==== Source data

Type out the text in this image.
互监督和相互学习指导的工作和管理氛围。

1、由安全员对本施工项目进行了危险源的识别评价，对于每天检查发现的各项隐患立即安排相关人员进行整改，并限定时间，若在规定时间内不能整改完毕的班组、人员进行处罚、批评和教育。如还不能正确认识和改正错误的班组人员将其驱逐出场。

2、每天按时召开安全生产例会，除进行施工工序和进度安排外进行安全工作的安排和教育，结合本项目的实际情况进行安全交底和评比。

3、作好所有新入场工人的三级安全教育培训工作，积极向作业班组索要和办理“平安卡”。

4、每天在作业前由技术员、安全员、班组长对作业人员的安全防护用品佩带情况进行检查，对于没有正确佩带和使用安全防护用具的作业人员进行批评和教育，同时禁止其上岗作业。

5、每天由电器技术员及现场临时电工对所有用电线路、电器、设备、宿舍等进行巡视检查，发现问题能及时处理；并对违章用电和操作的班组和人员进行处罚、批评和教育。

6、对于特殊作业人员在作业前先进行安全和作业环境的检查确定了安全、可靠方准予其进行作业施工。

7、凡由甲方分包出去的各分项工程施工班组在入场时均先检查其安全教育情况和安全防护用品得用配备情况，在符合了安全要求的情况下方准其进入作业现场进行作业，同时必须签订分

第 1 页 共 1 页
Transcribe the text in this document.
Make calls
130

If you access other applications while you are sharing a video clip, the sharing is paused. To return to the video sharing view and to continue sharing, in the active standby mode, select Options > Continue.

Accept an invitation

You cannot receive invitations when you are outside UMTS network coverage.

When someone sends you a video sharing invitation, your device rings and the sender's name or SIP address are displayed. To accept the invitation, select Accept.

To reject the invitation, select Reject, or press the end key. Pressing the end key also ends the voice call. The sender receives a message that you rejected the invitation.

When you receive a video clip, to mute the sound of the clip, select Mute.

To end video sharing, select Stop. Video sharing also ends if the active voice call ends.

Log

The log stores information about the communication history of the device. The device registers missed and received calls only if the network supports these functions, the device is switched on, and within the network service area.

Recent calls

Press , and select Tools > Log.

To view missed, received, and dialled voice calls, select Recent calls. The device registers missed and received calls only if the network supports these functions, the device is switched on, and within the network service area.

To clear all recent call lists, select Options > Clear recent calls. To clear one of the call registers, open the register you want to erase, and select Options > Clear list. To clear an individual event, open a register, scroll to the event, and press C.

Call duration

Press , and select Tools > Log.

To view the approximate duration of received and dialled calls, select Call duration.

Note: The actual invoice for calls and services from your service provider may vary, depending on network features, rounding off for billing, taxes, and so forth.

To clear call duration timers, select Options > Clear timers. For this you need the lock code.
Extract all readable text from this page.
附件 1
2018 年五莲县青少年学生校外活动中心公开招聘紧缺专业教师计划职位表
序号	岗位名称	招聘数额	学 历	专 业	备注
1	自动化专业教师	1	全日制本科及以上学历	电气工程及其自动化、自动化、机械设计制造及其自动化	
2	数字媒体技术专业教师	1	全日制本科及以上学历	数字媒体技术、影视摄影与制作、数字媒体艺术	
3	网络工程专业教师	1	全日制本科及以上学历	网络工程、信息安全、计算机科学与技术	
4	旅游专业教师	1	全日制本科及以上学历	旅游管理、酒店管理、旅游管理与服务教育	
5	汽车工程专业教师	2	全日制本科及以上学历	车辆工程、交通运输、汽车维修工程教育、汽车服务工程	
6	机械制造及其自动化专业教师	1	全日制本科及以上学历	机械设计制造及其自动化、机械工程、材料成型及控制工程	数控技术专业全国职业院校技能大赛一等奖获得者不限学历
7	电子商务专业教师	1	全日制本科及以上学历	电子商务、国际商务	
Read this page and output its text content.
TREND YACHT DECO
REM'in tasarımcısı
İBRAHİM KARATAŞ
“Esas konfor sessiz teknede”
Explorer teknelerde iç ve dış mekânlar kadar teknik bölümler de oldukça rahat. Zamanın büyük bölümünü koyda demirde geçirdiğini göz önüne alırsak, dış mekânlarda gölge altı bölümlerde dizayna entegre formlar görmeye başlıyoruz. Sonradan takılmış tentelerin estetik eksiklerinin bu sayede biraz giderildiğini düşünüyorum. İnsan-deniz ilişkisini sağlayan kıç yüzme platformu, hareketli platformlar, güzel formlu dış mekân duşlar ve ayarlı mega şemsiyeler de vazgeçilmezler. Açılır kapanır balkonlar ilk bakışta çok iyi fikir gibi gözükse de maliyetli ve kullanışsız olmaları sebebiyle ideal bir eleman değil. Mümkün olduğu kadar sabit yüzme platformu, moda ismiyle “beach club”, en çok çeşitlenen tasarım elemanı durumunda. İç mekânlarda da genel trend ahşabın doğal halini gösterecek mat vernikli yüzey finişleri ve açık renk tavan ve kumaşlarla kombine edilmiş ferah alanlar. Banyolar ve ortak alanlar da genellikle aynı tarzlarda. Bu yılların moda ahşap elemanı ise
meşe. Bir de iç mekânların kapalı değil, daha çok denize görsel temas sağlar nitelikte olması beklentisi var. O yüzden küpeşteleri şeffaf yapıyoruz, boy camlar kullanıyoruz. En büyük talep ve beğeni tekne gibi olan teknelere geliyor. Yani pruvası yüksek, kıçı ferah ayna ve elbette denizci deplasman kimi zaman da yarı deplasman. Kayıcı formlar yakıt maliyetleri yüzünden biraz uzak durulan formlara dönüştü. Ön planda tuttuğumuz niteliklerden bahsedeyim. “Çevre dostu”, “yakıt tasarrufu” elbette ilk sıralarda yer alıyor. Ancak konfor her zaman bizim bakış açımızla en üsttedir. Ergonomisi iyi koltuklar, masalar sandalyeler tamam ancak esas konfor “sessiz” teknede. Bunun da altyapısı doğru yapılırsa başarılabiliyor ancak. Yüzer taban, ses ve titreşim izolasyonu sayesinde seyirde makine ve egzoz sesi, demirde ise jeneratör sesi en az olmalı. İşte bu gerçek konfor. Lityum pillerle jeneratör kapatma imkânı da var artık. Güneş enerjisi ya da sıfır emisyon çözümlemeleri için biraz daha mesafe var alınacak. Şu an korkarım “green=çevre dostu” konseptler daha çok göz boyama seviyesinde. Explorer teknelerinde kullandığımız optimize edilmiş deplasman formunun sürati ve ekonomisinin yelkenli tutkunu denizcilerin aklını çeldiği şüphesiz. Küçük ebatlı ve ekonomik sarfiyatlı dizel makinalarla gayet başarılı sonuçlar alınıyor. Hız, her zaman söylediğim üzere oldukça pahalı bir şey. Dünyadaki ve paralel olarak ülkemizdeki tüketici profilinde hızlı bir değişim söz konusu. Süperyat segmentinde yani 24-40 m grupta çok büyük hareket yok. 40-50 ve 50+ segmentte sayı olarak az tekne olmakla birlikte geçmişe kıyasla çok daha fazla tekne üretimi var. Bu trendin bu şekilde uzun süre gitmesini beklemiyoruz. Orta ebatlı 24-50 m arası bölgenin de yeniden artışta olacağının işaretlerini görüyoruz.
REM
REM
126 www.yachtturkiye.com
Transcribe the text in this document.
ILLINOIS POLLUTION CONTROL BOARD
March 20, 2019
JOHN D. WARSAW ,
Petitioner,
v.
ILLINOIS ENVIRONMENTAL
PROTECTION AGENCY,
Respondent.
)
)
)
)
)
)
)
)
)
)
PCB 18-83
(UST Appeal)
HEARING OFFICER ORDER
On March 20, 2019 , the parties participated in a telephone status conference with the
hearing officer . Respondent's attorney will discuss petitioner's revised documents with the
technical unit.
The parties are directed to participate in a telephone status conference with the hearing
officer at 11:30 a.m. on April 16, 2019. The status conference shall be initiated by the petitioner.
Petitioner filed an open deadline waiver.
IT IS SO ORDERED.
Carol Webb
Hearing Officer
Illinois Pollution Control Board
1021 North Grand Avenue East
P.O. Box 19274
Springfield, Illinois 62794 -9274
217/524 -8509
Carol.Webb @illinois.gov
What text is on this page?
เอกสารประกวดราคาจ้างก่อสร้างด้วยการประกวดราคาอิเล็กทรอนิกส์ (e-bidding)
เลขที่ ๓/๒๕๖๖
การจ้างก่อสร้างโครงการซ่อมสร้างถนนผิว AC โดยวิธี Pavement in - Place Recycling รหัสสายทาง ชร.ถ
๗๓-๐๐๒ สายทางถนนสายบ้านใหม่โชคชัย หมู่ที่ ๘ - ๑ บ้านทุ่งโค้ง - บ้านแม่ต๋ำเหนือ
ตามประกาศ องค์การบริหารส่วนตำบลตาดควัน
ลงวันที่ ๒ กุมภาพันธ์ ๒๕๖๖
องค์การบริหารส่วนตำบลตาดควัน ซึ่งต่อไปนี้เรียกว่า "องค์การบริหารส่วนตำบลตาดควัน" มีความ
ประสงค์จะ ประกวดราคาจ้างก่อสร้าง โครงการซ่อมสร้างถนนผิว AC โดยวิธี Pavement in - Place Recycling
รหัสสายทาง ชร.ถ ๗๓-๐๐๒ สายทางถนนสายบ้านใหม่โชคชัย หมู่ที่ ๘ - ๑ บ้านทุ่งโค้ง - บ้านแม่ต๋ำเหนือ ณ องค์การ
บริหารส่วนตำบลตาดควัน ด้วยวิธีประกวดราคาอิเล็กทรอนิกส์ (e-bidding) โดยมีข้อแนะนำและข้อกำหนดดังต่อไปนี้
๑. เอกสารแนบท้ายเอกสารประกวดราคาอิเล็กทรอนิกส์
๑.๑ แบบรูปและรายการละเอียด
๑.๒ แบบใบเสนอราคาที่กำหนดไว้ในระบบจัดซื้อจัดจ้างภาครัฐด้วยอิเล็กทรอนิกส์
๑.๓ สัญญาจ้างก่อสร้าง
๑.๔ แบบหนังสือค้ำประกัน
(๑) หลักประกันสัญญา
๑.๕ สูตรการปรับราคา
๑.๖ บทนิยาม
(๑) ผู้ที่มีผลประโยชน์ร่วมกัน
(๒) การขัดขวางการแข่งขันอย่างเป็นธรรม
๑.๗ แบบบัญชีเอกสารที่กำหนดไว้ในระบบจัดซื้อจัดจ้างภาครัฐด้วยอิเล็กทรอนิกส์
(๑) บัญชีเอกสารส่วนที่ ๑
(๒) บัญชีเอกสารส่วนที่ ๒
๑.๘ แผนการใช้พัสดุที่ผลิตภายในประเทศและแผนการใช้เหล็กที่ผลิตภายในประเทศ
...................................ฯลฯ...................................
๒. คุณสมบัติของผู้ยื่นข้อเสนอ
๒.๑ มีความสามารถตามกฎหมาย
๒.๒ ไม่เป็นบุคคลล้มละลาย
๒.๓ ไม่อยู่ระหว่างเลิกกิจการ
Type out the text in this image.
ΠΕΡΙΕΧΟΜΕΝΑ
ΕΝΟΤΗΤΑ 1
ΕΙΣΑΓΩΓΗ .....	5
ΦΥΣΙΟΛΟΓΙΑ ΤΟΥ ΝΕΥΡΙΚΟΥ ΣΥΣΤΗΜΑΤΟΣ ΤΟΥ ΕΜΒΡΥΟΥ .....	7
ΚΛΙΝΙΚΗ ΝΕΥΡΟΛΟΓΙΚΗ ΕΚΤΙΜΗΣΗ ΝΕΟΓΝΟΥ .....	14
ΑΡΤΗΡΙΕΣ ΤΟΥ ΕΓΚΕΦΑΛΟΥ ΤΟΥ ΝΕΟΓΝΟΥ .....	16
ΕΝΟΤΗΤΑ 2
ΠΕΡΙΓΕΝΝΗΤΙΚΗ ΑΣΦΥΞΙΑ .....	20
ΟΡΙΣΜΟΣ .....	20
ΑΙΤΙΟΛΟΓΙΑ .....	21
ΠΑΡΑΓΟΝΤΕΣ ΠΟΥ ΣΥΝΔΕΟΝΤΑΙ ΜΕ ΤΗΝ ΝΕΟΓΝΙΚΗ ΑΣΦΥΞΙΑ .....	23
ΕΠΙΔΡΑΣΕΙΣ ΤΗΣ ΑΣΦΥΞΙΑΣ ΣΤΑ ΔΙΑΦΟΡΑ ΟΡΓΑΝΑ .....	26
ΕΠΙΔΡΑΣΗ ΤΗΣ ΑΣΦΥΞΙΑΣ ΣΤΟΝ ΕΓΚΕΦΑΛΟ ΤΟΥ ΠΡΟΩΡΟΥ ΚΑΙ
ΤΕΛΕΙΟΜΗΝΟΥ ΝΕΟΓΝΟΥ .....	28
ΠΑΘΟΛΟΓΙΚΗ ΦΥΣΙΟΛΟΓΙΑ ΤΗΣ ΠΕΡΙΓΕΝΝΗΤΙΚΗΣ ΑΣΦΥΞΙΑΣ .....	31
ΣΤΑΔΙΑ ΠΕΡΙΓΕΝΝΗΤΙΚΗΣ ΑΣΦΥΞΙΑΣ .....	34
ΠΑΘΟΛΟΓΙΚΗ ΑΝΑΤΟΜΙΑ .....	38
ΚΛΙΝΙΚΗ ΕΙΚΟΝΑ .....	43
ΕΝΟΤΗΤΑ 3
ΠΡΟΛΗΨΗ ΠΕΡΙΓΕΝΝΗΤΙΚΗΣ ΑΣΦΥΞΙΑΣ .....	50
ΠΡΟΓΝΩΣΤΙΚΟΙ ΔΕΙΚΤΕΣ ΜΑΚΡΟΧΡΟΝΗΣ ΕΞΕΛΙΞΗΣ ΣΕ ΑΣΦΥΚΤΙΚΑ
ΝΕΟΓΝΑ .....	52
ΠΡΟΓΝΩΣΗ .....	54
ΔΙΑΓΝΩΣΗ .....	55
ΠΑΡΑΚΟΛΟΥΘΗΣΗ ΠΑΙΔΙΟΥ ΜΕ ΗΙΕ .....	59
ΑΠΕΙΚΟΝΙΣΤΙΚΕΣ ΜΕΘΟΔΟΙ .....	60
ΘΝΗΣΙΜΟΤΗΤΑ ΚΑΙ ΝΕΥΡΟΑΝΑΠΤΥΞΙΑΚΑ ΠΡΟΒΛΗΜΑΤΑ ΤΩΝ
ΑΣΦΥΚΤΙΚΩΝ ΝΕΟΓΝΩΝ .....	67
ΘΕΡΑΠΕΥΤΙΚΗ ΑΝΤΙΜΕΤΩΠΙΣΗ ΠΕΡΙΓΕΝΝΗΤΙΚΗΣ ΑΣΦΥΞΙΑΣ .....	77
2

========

Gather up the lines that contain the word "กำหนดไว".

๑.๒ แบบใบเสนอราคาที่กำหนดไว้ในระบบจัดซื้อจัดจ้างภาครัฐด้วยอิเล็กทรอนิกส์
๑.๗ แบบบัญชีเอกสารที่กำหนดไว้ในระบบจัดซื้อจัดจ้างภาครัฐด้วยอิเล็กทรอนิกส์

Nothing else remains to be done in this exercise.